**OBJECTIVE:**
Locate the word "expenses" in the material, then show every line that holds it.

**DATASET:**
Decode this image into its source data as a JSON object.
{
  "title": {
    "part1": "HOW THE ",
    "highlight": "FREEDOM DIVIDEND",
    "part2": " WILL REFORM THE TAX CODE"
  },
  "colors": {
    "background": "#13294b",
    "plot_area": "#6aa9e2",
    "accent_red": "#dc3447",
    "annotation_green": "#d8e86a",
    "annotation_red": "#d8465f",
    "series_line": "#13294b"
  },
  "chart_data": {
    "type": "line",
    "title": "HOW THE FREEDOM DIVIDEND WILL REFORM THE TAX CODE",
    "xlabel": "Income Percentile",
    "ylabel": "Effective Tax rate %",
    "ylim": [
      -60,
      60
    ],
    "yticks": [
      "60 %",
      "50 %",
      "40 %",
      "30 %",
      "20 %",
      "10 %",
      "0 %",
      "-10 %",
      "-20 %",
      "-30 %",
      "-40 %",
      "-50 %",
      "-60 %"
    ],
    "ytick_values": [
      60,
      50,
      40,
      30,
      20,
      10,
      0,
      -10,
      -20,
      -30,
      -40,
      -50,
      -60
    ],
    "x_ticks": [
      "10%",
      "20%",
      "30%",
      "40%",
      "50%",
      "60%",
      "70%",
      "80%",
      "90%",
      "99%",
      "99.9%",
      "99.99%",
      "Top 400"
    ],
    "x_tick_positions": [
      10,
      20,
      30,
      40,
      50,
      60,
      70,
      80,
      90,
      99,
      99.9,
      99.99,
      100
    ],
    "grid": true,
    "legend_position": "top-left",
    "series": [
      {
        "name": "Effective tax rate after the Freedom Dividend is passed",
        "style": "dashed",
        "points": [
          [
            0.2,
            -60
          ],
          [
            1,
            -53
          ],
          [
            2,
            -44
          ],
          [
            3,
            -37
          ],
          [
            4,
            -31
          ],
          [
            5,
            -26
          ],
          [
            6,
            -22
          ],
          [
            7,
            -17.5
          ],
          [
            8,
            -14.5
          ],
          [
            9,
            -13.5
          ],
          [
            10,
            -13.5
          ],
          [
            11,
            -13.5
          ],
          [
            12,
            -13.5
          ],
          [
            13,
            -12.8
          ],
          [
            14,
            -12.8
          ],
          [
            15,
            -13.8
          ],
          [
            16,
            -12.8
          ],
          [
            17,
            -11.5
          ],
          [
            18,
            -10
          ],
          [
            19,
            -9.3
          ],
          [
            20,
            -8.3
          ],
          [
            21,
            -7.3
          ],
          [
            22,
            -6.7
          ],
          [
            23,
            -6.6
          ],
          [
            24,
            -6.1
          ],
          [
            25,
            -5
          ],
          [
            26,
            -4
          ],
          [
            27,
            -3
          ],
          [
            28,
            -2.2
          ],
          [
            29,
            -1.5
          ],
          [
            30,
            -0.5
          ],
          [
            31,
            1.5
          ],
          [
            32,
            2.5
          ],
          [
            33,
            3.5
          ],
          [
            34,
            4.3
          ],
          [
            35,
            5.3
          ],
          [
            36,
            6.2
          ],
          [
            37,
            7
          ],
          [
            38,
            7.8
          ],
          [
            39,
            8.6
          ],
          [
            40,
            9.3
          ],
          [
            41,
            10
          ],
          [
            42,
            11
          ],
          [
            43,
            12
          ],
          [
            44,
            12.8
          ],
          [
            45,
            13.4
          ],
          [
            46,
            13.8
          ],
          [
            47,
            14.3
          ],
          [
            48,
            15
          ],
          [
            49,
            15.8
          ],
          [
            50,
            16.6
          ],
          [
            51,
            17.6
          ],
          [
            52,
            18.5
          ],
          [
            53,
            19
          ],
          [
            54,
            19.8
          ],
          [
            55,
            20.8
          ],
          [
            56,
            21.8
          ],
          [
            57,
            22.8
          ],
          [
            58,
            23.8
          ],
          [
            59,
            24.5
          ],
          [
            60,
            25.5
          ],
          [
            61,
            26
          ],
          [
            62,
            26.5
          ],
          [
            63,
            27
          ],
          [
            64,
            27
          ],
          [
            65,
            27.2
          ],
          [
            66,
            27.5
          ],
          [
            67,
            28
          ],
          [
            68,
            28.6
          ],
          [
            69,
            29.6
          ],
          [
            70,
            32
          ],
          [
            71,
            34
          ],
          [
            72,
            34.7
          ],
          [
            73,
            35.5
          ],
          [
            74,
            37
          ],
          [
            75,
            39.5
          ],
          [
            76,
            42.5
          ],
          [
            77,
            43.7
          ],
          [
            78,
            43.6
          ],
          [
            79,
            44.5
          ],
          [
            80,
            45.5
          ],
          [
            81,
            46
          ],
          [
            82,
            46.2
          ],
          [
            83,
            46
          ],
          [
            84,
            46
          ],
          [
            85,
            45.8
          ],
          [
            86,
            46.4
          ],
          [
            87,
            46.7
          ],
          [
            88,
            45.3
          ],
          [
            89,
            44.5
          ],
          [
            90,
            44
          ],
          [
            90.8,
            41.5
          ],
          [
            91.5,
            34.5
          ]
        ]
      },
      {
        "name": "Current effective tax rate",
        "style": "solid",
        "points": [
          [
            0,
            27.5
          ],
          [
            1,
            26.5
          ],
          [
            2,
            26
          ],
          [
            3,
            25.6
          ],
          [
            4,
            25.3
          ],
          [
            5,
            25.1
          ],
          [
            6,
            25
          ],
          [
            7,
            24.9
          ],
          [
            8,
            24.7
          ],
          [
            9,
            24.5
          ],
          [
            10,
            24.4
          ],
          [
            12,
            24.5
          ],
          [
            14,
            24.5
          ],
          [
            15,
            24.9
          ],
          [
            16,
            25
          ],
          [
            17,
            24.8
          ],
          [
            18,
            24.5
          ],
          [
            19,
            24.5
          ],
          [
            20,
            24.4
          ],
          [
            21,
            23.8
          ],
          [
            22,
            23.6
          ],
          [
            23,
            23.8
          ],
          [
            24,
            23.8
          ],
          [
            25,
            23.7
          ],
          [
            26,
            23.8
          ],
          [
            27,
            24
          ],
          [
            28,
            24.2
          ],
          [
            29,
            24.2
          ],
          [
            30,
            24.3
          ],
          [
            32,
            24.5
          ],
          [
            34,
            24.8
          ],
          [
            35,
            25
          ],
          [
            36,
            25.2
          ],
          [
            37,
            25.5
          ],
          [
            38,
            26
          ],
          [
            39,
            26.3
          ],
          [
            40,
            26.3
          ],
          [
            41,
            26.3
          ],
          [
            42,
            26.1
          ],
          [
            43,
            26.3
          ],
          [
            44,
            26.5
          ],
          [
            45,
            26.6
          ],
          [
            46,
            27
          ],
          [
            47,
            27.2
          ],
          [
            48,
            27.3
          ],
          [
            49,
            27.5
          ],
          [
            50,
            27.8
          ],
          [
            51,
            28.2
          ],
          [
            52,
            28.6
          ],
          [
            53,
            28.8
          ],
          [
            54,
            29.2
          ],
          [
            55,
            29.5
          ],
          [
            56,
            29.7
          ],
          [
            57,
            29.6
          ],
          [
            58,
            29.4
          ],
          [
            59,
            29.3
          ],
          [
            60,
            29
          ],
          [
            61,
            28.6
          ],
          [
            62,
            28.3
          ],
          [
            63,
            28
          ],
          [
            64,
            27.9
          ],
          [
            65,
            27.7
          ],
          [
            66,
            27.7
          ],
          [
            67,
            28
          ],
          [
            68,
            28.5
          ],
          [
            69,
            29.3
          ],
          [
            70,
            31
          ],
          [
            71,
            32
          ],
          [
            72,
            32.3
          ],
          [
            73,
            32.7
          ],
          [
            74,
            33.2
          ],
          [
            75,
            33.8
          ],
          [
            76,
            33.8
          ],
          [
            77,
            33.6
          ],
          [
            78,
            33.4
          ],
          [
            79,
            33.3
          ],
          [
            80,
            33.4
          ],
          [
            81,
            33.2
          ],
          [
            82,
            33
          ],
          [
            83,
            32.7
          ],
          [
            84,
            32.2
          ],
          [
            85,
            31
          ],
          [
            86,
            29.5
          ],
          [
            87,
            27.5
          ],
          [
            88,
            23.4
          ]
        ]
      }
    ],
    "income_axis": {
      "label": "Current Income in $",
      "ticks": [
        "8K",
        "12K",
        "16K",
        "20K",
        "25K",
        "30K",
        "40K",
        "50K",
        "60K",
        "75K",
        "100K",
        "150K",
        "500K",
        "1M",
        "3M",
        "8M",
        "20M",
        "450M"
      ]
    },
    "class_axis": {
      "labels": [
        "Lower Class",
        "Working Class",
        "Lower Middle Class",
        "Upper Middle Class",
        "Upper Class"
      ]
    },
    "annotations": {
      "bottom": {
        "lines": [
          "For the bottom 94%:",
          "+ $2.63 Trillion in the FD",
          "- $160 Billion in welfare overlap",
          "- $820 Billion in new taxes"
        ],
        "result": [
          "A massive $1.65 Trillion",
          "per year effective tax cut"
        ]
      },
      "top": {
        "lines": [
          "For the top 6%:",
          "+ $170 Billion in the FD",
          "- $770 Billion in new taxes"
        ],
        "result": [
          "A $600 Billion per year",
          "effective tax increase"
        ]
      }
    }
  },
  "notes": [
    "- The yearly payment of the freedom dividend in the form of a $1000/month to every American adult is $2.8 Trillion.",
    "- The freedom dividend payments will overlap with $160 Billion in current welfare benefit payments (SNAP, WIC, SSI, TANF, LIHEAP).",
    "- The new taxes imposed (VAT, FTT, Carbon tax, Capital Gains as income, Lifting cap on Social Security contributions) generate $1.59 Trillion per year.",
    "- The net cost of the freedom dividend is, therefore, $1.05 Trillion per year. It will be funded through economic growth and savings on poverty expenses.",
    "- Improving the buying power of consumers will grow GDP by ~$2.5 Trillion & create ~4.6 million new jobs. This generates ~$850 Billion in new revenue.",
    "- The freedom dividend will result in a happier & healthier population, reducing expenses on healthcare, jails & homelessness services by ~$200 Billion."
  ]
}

**SOLUTION TO THIS TASK:**
    "- The net cost of the freedom dividend is, therefore, $1.05 Trillion per year. It will be funded through economic growth and savings on poverty expenses.",
    "- The freedom dividend will result in a happier & healthier population, reducing expenses on healthcare, jails & homelessness services by ~$200 Billion."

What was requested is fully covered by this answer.